--- EXTRACTED MATERIAL ---

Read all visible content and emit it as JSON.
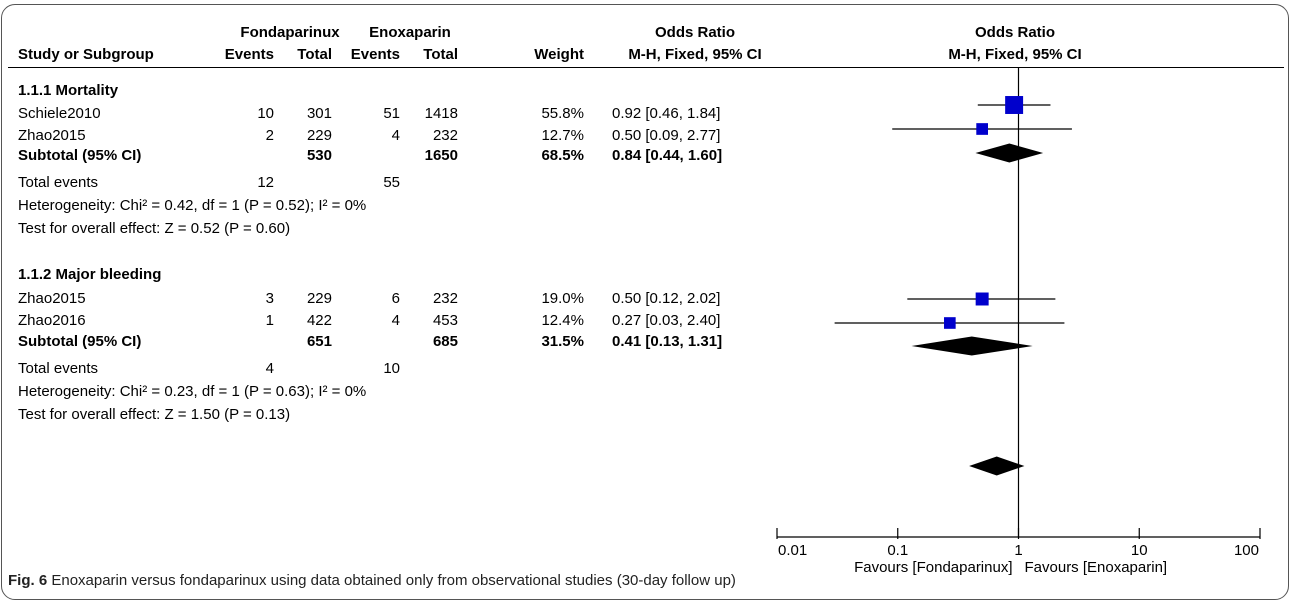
{
  "header": {
    "study_col": "Study or Subgroup",
    "group1": "Fondaparinux",
    "group2": "Enoxaparin",
    "events": "Events",
    "total": "Total",
    "weight": "Weight",
    "or_title": "Odds Ratio",
    "or_method": "M-H, Fixed, 95% CI",
    "plot_title": "Odds Ratio",
    "plot_method": "M-H, Fixed, 95% CI"
  },
  "rows": [
    {
      "kind": "heading",
      "label": "1.1.1 Mortality"
    },
    {
      "kind": "study",
      "label": "Schiele2010",
      "e1": "10",
      "t1": "301",
      "e2": "51",
      "t2": "1418",
      "weight": "55.8%",
      "ci": "0.92 [0.46, 1.84]"
    },
    {
      "kind": "study",
      "label": "Zhao2015",
      "e1": "2",
      "t1": "229",
      "e2": "4",
      "t2": "232",
      "weight": "12.7%",
      "ci": "0.50 [0.09, 2.77]"
    },
    {
      "kind": "subtotal",
      "label": "Subtotal (95% CI)",
      "t1": "530",
      "t2": "1650",
      "weight": "68.5%",
      "ci": "0.84 [0.44, 1.60]"
    },
    {
      "kind": "events",
      "label": "Total events",
      "e1": "12",
      "e2": "55"
    },
    {
      "kind": "note",
      "label": "Heterogeneity: Chi² = 0.42, df = 1 (P = 0.52); I² = 0%"
    },
    {
      "kind": "note",
      "label": "Test for overall effect: Z = 0.52 (P = 0.60)"
    },
    {
      "kind": "heading",
      "label": "1.1.2 Major bleeding"
    },
    {
      "kind": "study",
      "label": "Zhao2015",
      "e1": "3",
      "t1": "229",
      "e2": "6",
      "t2": "232",
      "weight": "19.0%",
      "ci": "0.50 [0.12, 2.02]"
    },
    {
      "kind": "study",
      "label": "Zhao2016",
      "e1": "1",
      "t1": "422",
      "e2": "4",
      "t2": "453",
      "weight": "12.4%",
      "ci": "0.27 [0.03, 2.40]"
    },
    {
      "kind": "subtotal",
      "label": "Subtotal (95% CI)",
      "t1": "651",
      "t2": "685",
      "weight": "31.5%",
      "ci": "0.41 [0.13, 1.31]"
    },
    {
      "kind": "events",
      "label": "Total events",
      "e1": "4",
      "e2": "10"
    },
    {
      "kind": "note",
      "label": "Heterogeneity: Chi² = 0.23, df = 1 (P = 0.63); I² = 0%"
    },
    {
      "kind": "note",
      "label": "Test for overall effect: Z = 1.50 (P = 0.13)"
    }
  ],
  "axis": {
    "ticks": [
      "0.01",
      "0.1",
      "1",
      "10",
      "100"
    ],
    "favours_left": "Favours [Fondaparinux]",
    "favours_right": "Favours [Enoxaparin]"
  },
  "caption": {
    "label": "Fig. 6",
    "text": "Enoxaparin versus fondaparinux using data obtained only from observational studies (30-day follow up)"
  },
  "chart_data": {
    "type": "forest",
    "scale": "log",
    "xlim": [
      0.01,
      100
    ],
    "reference_line": 1,
    "marker_color": "#0000cc",
    "estimates": [
      {
        "label": "Schiele2010",
        "subgroup": "1.1.1 Mortality",
        "or": 0.92,
        "lo": 0.46,
        "hi": 1.84,
        "weight": 55.8
      },
      {
        "label": "Zhao2015",
        "subgroup": "1.1.1 Mortality",
        "or": 0.5,
        "lo": 0.09,
        "hi": 2.77,
        "weight": 12.7
      },
      {
        "label": "Zhao2015",
        "subgroup": "1.1.2 Major bleeding",
        "or": 0.5,
        "lo": 0.12,
        "hi": 2.02,
        "weight": 19.0
      },
      {
        "label": "Zhao2016",
        "subgroup": "1.1.2 Major bleeding",
        "or": 0.27,
        "lo": 0.03,
        "hi": 2.4,
        "weight": 12.4
      }
    ],
    "pooled": [
      {
        "label": "Subtotal (95% CI)",
        "subgroup": "1.1.1 Mortality",
        "or": 0.84,
        "lo": 0.44,
        "hi": 1.6
      },
      {
        "label": "Subtotal (95% CI)",
        "subgroup": "1.1.2 Major bleeding",
        "or": 0.41,
        "lo": 0.13,
        "hi": 1.31
      },
      {
        "label": "Total",
        "or": 0.66,
        "lo": 0.39,
        "hi": 1.12
      }
    ]
  }
}
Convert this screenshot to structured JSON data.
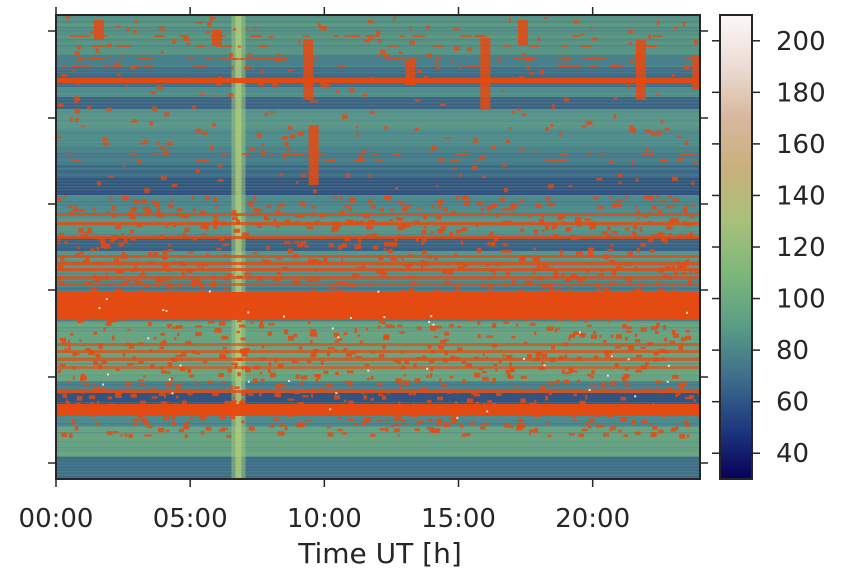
{
  "chart_data": {
    "type": "heatmap",
    "title": "",
    "xlabel": "Time UT [h]",
    "ylabel": "",
    "xlim": [
      0,
      24
    ],
    "x_ticks": [
      {
        "value": 0,
        "label": "00:00"
      },
      {
        "value": 5,
        "label": "05:00"
      },
      {
        "value": 10,
        "label": "10:00"
      },
      {
        "value": 15,
        "label": "15:00"
      },
      {
        "value": 20,
        "label": "20:00"
      }
    ],
    "y_ticks_count": 6,
    "y_tick_labels_shown": false,
    "grid": false,
    "colorbar": {
      "range": [
        30,
        210
      ],
      "ticks": [
        40,
        60,
        80,
        100,
        120,
        140,
        160,
        180,
        200
      ],
      "colormap": "gist_earth",
      "stops": [
        "#06005a",
        "#1f3a80",
        "#3f6f8c",
        "#5a9e86",
        "#7fb77a",
        "#a8c07a",
        "#c9b07c",
        "#d8b79e",
        "#ecdcd4",
        "#fcf8f8"
      ]
    },
    "flagged_color": "#e8490f",
    "flagged_description": "RFI-flagged samples rendered in orange",
    "notable_features": {
      "vertical_bright_stripe_time_h": 6.8,
      "strong_flagged_band_rows": [
        "near y-tick 4 (upper-middle)",
        "between y-ticks 5 and 6"
      ]
    }
  }
}
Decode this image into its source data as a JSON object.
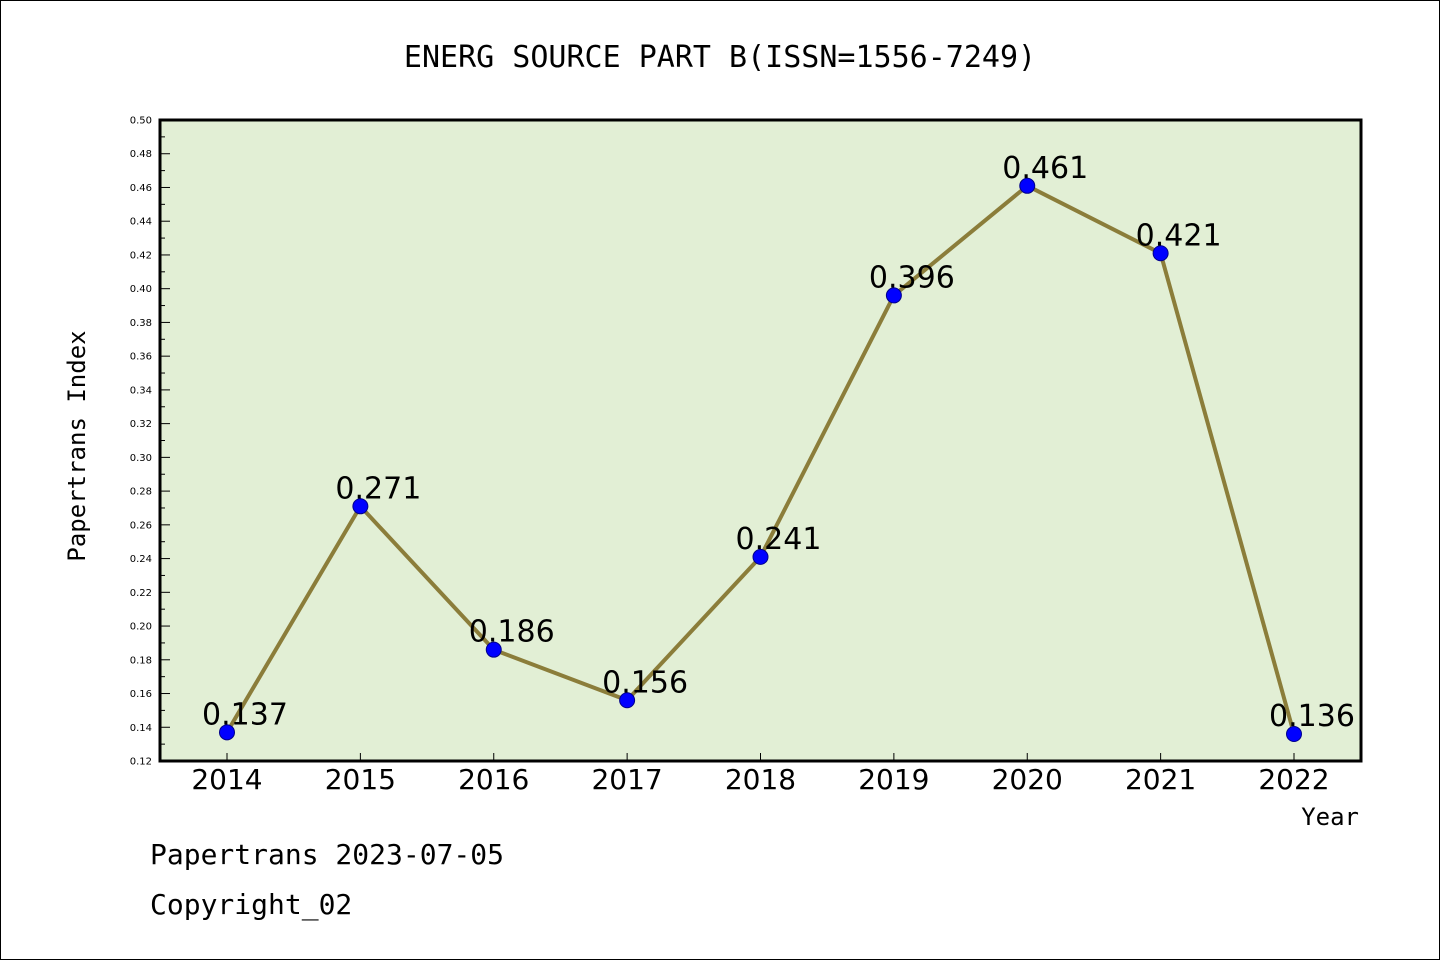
{
  "chart_data": {
    "type": "line",
    "title": "ENERG SOURCE PART B(ISSN=1556-7249)",
    "xlabel": "Year",
    "ylabel": "Papertrans Index",
    "categories": [
      "2014",
      "2015",
      "2016",
      "2017",
      "2018",
      "2019",
      "2020",
      "2021",
      "2022"
    ],
    "series": [
      {
        "values": [
          0.137,
          0.271,
          0.186,
          0.156,
          0.241,
          0.396,
          0.461,
          0.421,
          0.136
        ],
        "labels": [
          "0.137",
          "0.271",
          "0.186",
          "0.156",
          "0.241",
          "0.396",
          "0.461",
          "0.421",
          "0.136"
        ]
      }
    ],
    "ylim": [
      0.12,
      0.5
    ],
    "yticks": [
      "0.12",
      "0.14",
      "0.16",
      "0.18",
      "0.20",
      "0.22",
      "0.24",
      "0.26",
      "0.28",
      "0.30",
      "0.32",
      "0.34",
      "0.36",
      "0.38",
      "0.40",
      "0.42",
      "0.44",
      "0.46",
      "0.48",
      "0.50"
    ],
    "grid": false,
    "colors": {
      "line": "#8b7d3a",
      "marker": "#0000ff",
      "plot_background": "#e2efd5"
    }
  },
  "footer": {
    "line1": "Papertrans 2023-07-05",
    "line2": "Copyright_02"
  }
}
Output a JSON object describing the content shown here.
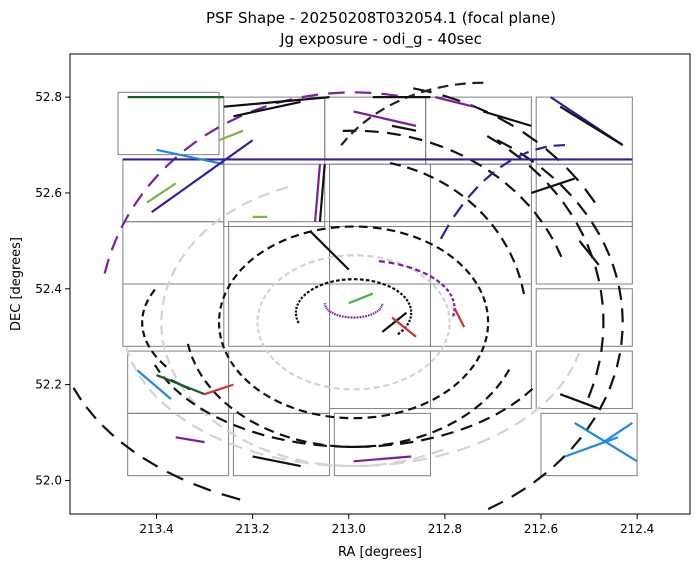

---

* WHAT TO WORK ON *
List the lines of the entries that include "JSON".

* ANSWER TO THE EXERCISE *
Read all visible content and emit it as JSON.
Convert this screenshot to structured JSON data.
Decode this image into its source data as a JSON object.
Output a JSON object describing the content shown here.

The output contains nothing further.